*Given exercise:* Copy out every one of the following lines word for word, leaving each character, space and number unchanged.

○ ○ ○ ○

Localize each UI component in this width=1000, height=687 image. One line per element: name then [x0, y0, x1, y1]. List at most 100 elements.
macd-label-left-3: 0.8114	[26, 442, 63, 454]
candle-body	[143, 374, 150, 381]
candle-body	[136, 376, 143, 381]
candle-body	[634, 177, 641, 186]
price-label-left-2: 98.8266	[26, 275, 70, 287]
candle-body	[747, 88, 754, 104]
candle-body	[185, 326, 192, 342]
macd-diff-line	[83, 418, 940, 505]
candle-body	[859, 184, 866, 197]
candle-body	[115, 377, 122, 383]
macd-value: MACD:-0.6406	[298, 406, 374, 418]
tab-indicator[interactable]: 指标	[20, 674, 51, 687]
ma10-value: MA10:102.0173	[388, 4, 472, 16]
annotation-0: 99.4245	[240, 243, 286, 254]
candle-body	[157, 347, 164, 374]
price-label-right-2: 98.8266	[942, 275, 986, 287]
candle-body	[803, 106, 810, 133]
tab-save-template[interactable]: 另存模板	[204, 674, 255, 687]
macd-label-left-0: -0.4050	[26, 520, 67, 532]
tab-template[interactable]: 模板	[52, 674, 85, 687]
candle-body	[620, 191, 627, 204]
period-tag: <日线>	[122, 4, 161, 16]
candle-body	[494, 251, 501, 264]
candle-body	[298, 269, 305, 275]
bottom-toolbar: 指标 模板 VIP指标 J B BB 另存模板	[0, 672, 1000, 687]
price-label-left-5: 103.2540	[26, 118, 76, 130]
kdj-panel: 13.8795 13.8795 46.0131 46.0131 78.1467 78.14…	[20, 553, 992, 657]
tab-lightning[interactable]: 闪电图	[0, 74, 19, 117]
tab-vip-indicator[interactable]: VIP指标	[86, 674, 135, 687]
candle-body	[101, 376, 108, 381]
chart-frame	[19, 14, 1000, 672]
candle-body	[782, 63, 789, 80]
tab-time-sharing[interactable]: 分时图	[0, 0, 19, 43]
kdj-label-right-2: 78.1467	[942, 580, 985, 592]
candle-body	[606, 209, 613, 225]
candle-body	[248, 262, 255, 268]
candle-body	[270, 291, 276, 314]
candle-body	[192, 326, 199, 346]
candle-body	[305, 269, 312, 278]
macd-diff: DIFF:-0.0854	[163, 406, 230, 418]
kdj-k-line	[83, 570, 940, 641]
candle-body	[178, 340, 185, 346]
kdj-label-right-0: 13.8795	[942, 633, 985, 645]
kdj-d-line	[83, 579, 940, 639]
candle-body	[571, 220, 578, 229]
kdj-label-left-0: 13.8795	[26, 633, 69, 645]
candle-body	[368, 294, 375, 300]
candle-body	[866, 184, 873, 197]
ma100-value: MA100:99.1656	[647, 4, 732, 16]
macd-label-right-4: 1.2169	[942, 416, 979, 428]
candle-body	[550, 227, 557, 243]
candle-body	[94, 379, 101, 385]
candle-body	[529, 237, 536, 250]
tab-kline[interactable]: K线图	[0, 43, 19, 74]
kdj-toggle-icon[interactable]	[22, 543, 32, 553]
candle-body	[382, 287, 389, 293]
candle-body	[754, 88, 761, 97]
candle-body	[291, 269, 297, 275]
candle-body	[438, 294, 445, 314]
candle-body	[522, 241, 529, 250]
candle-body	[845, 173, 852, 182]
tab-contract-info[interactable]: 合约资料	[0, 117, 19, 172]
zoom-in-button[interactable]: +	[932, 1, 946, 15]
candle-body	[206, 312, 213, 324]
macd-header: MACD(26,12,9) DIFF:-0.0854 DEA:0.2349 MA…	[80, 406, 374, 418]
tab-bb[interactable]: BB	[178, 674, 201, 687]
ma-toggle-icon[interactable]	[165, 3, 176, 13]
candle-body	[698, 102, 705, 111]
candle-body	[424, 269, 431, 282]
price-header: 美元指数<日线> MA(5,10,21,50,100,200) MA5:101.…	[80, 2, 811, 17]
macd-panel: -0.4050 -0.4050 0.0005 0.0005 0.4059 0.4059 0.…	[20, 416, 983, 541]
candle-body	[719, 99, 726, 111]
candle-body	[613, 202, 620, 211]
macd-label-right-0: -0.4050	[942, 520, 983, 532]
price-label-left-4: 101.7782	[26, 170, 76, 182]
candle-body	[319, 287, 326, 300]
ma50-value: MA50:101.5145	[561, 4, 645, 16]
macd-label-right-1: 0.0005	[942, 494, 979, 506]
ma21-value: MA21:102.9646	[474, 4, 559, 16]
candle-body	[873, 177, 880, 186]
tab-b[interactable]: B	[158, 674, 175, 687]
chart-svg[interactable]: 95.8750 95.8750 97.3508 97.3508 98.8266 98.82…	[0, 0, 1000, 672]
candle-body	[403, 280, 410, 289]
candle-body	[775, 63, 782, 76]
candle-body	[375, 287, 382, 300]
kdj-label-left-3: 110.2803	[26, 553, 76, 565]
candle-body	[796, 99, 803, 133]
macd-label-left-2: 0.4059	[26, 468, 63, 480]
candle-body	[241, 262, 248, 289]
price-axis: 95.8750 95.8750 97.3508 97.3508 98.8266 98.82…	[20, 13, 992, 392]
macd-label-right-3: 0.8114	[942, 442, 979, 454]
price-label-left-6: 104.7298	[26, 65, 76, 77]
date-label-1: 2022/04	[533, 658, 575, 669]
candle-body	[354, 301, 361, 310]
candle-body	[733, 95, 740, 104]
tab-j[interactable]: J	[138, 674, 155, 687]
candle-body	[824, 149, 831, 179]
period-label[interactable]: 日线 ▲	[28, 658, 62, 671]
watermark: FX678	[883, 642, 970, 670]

○ ○ ○ ○

*Written reply:*
Localize each UI component in this width=1000, height=687 image. One line per element: name then [x0, y0, x1, y1]. List at most 100 elements.
macd-label-left-3: 0.8114	[26, 442, 63, 454]
candle-body	[143, 374, 150, 381]
candle-body	[136, 376, 143, 381]
candle-body	[634, 177, 641, 186]
price-label-left-2: 98.8266	[26, 275, 70, 287]
candle-body	[747, 88, 754, 104]
candle-body	[185, 326, 192, 342]
macd-diff-line	[83, 418, 940, 505]
candle-body	[859, 184, 866, 197]
candle-body	[115, 377, 122, 383]
macd-value: MACD:-0.6406	[298, 406, 374, 418]
tab-indicator[interactable]: 指标	[20, 674, 51, 687]
ma10-value: MA10:102.0173	[388, 4, 472, 16]
annotation-0: 99.4245	[240, 243, 286, 254]
candle-body	[157, 347, 164, 374]
price-label-right-2: 98.8266	[942, 275, 986, 287]
candle-body	[803, 106, 810, 133]
tab-save-template[interactable]: 另存模板	[204, 674, 255, 687]
macd-label-left-0: -0.4050	[26, 520, 67, 532]
tab-template[interactable]: 模板	[52, 674, 85, 687]
candle-body	[620, 191, 627, 204]
period-tag: <日线>	[122, 4, 161, 16]
candle-body	[494, 251, 501, 264]
candle-body	[298, 269, 305, 275]
bottom-toolbar: 指标 模板 VIP指标 J B BB 另存模板	[0, 672, 1000, 687]
price-label-left-5: 103.2540	[26, 118, 76, 130]
kdj-panel: 13.8795 13.8795 46.0131 46.0131 78.1467 78.14…	[20, 553, 992, 657]
tab-lightning[interactable]: 闪电图	[0, 74, 19, 117]
tab-vip-indicator[interactable]: VIP指标	[86, 674, 135, 687]
candle-body	[101, 376, 108, 381]
chart-frame	[19, 14, 1000, 672]
candle-body	[782, 63, 789, 80]
tab-time-sharing[interactable]: 分时图	[0, 0, 19, 43]
kdj-label-right-2: 78.1467	[942, 580, 985, 592]
candle-body	[606, 209, 613, 225]
candle-body	[248, 262, 255, 268]
candle-body	[270, 291, 276, 314]
candle-body	[192, 326, 199, 346]
candle-body	[305, 269, 312, 278]
macd-diff: DIFF:-0.0854	[163, 406, 230, 418]
kdj-k-line	[83, 570, 940, 641]
candle-body	[178, 340, 185, 346]
kdj-label-right-0: 13.8795	[942, 633, 985, 645]
kdj-d-line	[83, 579, 940, 639]
candle-body	[571, 220, 578, 229]
kdj-label-left-0: 13.8795	[26, 633, 69, 645]
candle-body	[368, 294, 375, 300]
candle-body	[866, 184, 873, 197]
ma100-value: MA100:99.1656	[647, 4, 732, 16]
macd-label-right-4: 1.2169	[942, 416, 979, 428]
candle-body	[550, 227, 557, 243]
candle-body	[94, 379, 101, 385]
candle-body	[529, 237, 536, 250]
tab-kline[interactable]: K线图	[0, 43, 19, 74]
kdj-toggle-icon[interactable]	[22, 543, 32, 553]
candle-body	[382, 287, 389, 293]
candle-body	[754, 88, 761, 97]
candle-body	[291, 269, 297, 275]
candle-body	[438, 294, 445, 314]
candle-body	[522, 241, 529, 250]
candle-body	[845, 173, 852, 182]
tab-contract-info[interactable]: 合约资料	[0, 117, 19, 172]
zoom-in-button[interactable]: +	[932, 1, 946, 15]
candle-body	[206, 312, 213, 324]
macd-header: MACD(26,12,9) DIFF:-0.0854 DEA:0.2349 MA…	[80, 406, 374, 418]
tab-bb[interactable]: BB	[178, 674, 201, 687]
ma-toggle-icon[interactable]	[165, 3, 176, 13]
candle-body	[698, 102, 705, 111]
candle-body	[424, 269, 431, 282]
price-header: 美元指数<日线> MA(5,10,21,50,100,200) MA5:101.…	[80, 2, 811, 17]
macd-panel: -0.4050 -0.4050 0.0005 0.0005 0.4059 0.4059 0.…	[20, 416, 983, 541]
candle-body	[719, 99, 726, 111]
candle-body	[613, 202, 620, 211]
macd-label-right-0: -0.4050	[942, 520, 983, 532]
price-label-left-4: 101.7782	[26, 170, 76, 182]
candle-body	[319, 287, 326, 300]
ma50-value: MA50:101.5145	[561, 4, 645, 16]
macd-label-right-1: 0.0005	[942, 494, 979, 506]
ma21-value: MA21:102.9646	[474, 4, 559, 16]
candle-body	[873, 177, 880, 186]
tab-b[interactable]: B	[158, 674, 175, 687]
chart-svg[interactable]: 95.8750 95.8750 97.3508 97.3508 98.8266 98.82…	[0, 0, 1000, 672]
candle-body	[403, 280, 410, 289]
candle-body	[775, 63, 782, 76]
candle-body	[375, 287, 382, 300]
kdj-label-left-3: 110.2803	[26, 553, 76, 565]
candle-body	[796, 99, 803, 133]
macd-label-left-2: 0.4059	[26, 468, 63, 480]
candle-body	[241, 262, 248, 289]
price-axis: 95.8750 95.8750 97.3508 97.3508 98.8266 98.82…	[20, 13, 992, 392]
macd-label-right-3: 0.8114	[942, 442, 979, 454]
price-label-left-6: 104.7298	[26, 65, 76, 77]
date-label-1: 2022/04	[533, 658, 575, 669]
candle-body	[354, 301, 361, 310]
candle-body	[733, 95, 740, 104]
tab-j[interactable]: J	[138, 674, 155, 687]
candle-body	[824, 149, 831, 179]
period-label[interactable]: 日线 ▲	[28, 658, 62, 671]
watermark: FX678	[883, 642, 970, 670]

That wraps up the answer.